→ **Recorded data**:
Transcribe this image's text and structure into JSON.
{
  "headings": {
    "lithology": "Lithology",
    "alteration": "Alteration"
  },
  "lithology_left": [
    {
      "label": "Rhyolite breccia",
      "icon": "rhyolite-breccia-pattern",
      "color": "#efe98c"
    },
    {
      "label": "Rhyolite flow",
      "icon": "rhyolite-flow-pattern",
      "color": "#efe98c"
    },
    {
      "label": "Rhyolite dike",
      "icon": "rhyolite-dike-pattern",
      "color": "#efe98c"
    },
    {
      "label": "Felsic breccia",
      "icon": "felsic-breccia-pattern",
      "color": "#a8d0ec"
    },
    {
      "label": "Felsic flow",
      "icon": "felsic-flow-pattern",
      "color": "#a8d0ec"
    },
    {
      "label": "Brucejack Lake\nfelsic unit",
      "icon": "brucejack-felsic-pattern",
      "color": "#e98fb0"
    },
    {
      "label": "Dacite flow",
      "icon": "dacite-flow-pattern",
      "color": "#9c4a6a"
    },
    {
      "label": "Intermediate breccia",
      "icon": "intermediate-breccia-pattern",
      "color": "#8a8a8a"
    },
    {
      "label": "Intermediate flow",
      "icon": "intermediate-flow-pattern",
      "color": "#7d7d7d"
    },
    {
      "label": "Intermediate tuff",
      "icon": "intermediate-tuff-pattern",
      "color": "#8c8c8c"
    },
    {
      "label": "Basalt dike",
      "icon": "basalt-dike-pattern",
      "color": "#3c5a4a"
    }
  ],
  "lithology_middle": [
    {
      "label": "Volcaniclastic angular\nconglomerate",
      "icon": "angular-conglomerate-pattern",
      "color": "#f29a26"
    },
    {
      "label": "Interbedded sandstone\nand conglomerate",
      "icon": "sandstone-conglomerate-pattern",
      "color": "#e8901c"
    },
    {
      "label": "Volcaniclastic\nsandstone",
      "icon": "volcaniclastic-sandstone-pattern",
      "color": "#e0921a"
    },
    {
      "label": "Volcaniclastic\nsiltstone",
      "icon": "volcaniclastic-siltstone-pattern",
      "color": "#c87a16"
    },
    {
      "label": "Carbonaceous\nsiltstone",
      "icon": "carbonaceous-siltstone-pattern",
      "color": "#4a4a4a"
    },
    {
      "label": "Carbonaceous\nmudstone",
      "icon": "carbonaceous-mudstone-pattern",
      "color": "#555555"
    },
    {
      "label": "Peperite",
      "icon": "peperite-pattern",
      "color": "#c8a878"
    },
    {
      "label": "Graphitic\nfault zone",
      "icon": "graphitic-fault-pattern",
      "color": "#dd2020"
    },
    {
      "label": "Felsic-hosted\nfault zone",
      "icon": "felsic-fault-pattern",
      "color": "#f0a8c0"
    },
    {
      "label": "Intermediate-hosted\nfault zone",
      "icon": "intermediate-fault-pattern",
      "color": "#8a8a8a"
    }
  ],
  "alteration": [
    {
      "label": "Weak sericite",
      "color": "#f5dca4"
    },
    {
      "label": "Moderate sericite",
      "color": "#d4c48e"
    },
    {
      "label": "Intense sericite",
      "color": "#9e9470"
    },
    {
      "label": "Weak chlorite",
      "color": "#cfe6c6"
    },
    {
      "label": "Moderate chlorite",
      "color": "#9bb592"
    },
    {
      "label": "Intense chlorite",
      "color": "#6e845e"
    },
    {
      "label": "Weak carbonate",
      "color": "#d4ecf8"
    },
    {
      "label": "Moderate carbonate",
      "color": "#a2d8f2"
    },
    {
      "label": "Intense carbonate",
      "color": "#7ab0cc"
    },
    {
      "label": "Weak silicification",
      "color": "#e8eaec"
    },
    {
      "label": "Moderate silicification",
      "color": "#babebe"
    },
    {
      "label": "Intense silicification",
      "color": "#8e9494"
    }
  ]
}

→ **Exercise directions**:
Check each line of the records above for the word "dike", then give the number of lines that have it, with no other words.

→ **Task output**:
4